_PROBLEM DETAILS:_ Locate the string "Site" throughout the material and copy every line in which it occurs.

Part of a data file
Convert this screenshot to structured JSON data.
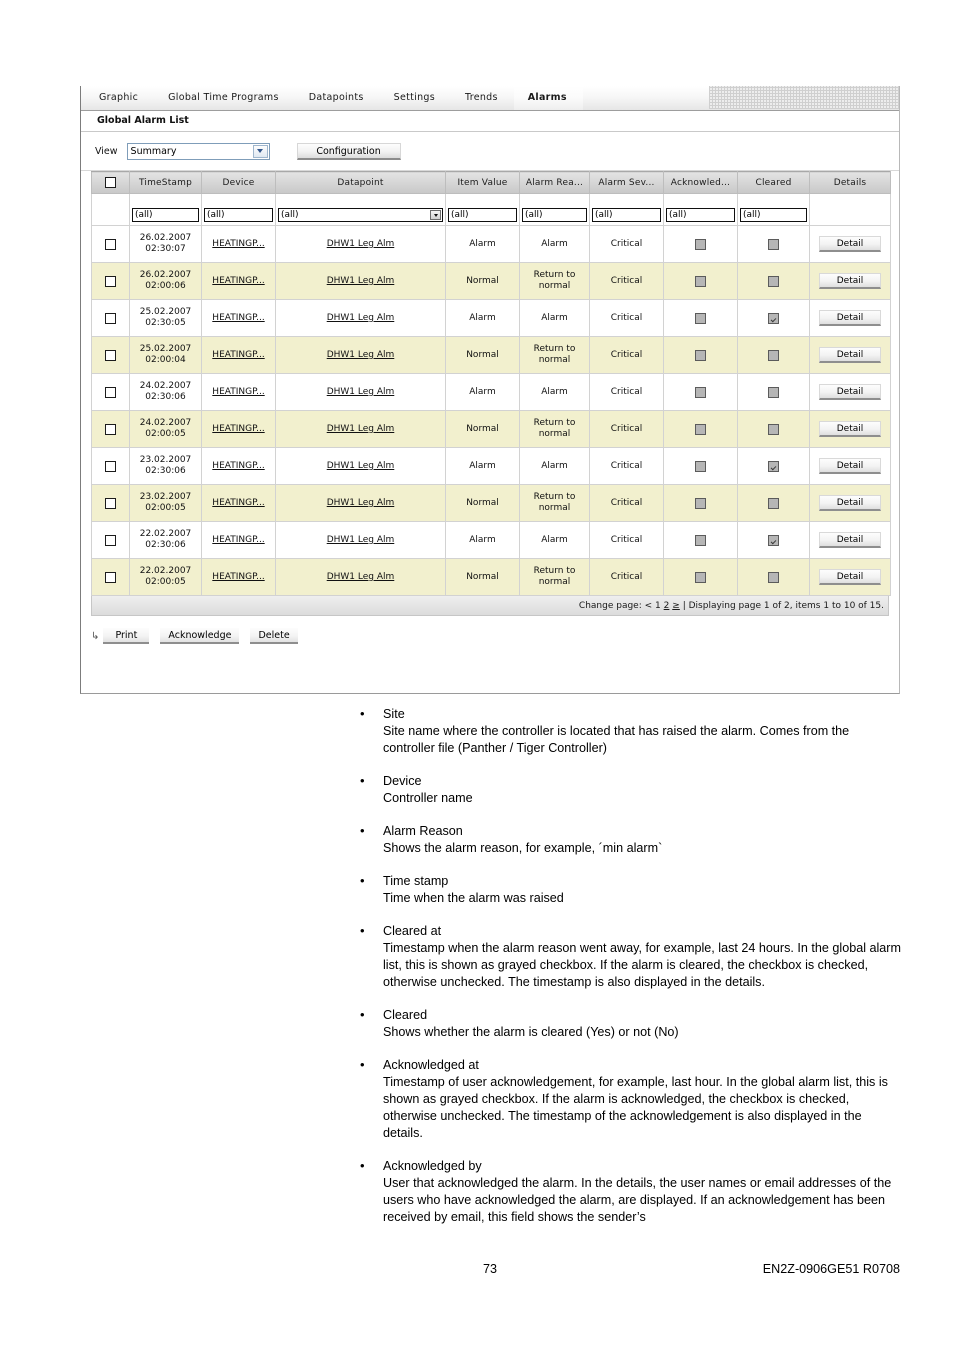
{
  "app": {
    "tabs": [
      {
        "label": "Graphic",
        "active": false
      },
      {
        "label": "Global Time Programs",
        "active": false
      },
      {
        "label": "Datapoints",
        "active": false
      },
      {
        "label": "Settings",
        "active": false
      },
      {
        "label": "Trends",
        "active": false
      },
      {
        "label": "Alarms",
        "active": true
      }
    ],
    "section_title": "Global Alarm List",
    "toolbar": {
      "view_label": "View",
      "view_value": "Summary",
      "configuration_label": "Configuration"
    },
    "grid": {
      "columns": [
        "",
        "TimeStamp",
        "Device",
        "Datapoint",
        "Item Value",
        "Alarm Rea...",
        "Alarm Sev...",
        "Acknowled...",
        "Cleared",
        "Details"
      ],
      "filters": {
        "timestamp": "(all)",
        "device": "(all)",
        "datapoint": "(all)",
        "item_value": "(all)",
        "alarm_reason": "(all)",
        "alarm_severity": "(all)",
        "acknowledged": "(all)",
        "cleared": "(all)"
      },
      "detail_label": "Detail",
      "rows": [
        {
          "date": "26.02.2007",
          "time": "02:30:07",
          "device": "HEATINGP...",
          "datapoint": "DHW1 Leg Alm",
          "item_value": "Alarm",
          "alarm_reason": "Alarm",
          "severity": "Critical",
          "acknowledged": false,
          "cleared": false
        },
        {
          "date": "26.02.2007",
          "time": "02:00:06",
          "device": "HEATINGP...",
          "datapoint": "DHW1 Leg Alm",
          "item_value": "Normal",
          "alarm_reason": "Return to normal",
          "severity": "Critical",
          "acknowledged": false,
          "cleared": false
        },
        {
          "date": "25.02.2007",
          "time": "02:30:05",
          "device": "HEATINGP...",
          "datapoint": "DHW1 Leg Alm",
          "item_value": "Alarm",
          "alarm_reason": "Alarm",
          "severity": "Critical",
          "acknowledged": false,
          "cleared": true
        },
        {
          "date": "25.02.2007",
          "time": "02:00:04",
          "device": "HEATINGP...",
          "datapoint": "DHW1 Leg Alm",
          "item_value": "Normal",
          "alarm_reason": "Return to normal",
          "severity": "Critical",
          "acknowledged": false,
          "cleared": false
        },
        {
          "date": "24.02.2007",
          "time": "02:30:06",
          "device": "HEATINGP...",
          "datapoint": "DHW1 Leg Alm",
          "item_value": "Alarm",
          "alarm_reason": "Alarm",
          "severity": "Critical",
          "acknowledged": false,
          "cleared": false
        },
        {
          "date": "24.02.2007",
          "time": "02:00:05",
          "device": "HEATINGP...",
          "datapoint": "DHW1 Leg Alm",
          "item_value": "Normal",
          "alarm_reason": "Return to normal",
          "severity": "Critical",
          "acknowledged": false,
          "cleared": false
        },
        {
          "date": "23.02.2007",
          "time": "02:30:06",
          "device": "HEATINGP...",
          "datapoint": "DHW1 Leg Alm",
          "item_value": "Alarm",
          "alarm_reason": "Alarm",
          "severity": "Critical",
          "acknowledged": false,
          "cleared": true
        },
        {
          "date": "23.02.2007",
          "time": "02:00:05",
          "device": "HEATINGP...",
          "datapoint": "DHW1 Leg Alm",
          "item_value": "Normal",
          "alarm_reason": "Return to normal",
          "severity": "Critical",
          "acknowledged": false,
          "cleared": false
        },
        {
          "date": "22.02.2007",
          "time": "02:30:06",
          "device": "HEATINGP...",
          "datapoint": "DHW1 Leg Alm",
          "item_value": "Alarm",
          "alarm_reason": "Alarm",
          "severity": "Critical",
          "acknowledged": false,
          "cleared": true
        },
        {
          "date": "22.02.2007",
          "time": "02:00:05",
          "device": "HEATINGP...",
          "datapoint": "DHW1 Leg Alm",
          "item_value": "Normal",
          "alarm_reason": "Return to normal",
          "severity": "Critical",
          "acknowledged": false,
          "cleared": false
        }
      ]
    },
    "pager": {
      "change_page_label": "Change page:",
      "prev": "<",
      "page_1": "1",
      "page_2": "2",
      "next": "≥",
      "separator": "|",
      "status": "Displaying page 1 of 2, items 1 to 10 of 15."
    },
    "actions": {
      "print": "Print",
      "acknowledge": "Acknowledge",
      "delete": "Delete"
    }
  },
  "doc": {
    "items": [
      {
        "term": "Site",
        "desc": "Site name where the controller is located that has raised the alarm. Comes from the controller file (Panther / Tiger Controller)"
      },
      {
        "term": "Device",
        "desc": "Controller name"
      },
      {
        "term": "Alarm Reason",
        "desc": "Shows the alarm reason, for example, ´min alarm`"
      },
      {
        "term": "Time stamp",
        "desc": "Time when the alarm was raised"
      },
      {
        "term": "Cleared at",
        "desc": "Timestamp when the alarm reason went away, for example, last 24 hours. In the global alarm list, this is shown as grayed checkbox. If the alarm is cleared, the checkbox is checked, otherwise unchecked. The timestamp is also displayed in the details."
      },
      {
        "term": "Cleared",
        "desc": "Shows whether the alarm is cleared (Yes) or not (No)"
      },
      {
        "term": "Acknowledged at",
        "desc": "Timestamp of user acknowledgement, for example, last hour. In the global alarm list, this is shown as grayed checkbox. If the alarm is acknowledged, the checkbox is checked, otherwise unchecked. The timestamp of the acknowledgement is also displayed in the details."
      },
      {
        "term": "Acknowledged by",
        "desc": "User that acknowledged the alarm. In the details, the user names or email addresses of the users who have acknowledged the alarm, are displayed. If an acknowledgement has been received by email, this field shows the sender’s"
      }
    ]
  },
  "footer": {
    "page_number": "73",
    "document_id": "EN2Z-0906GE51 R0708"
  }
}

_EXERCISE SOLUTION:_
        "term": "Site",
        "desc": "Site name where the controller is located that has raised the alarm. Comes from the controller file (Panther / Tiger Controller)"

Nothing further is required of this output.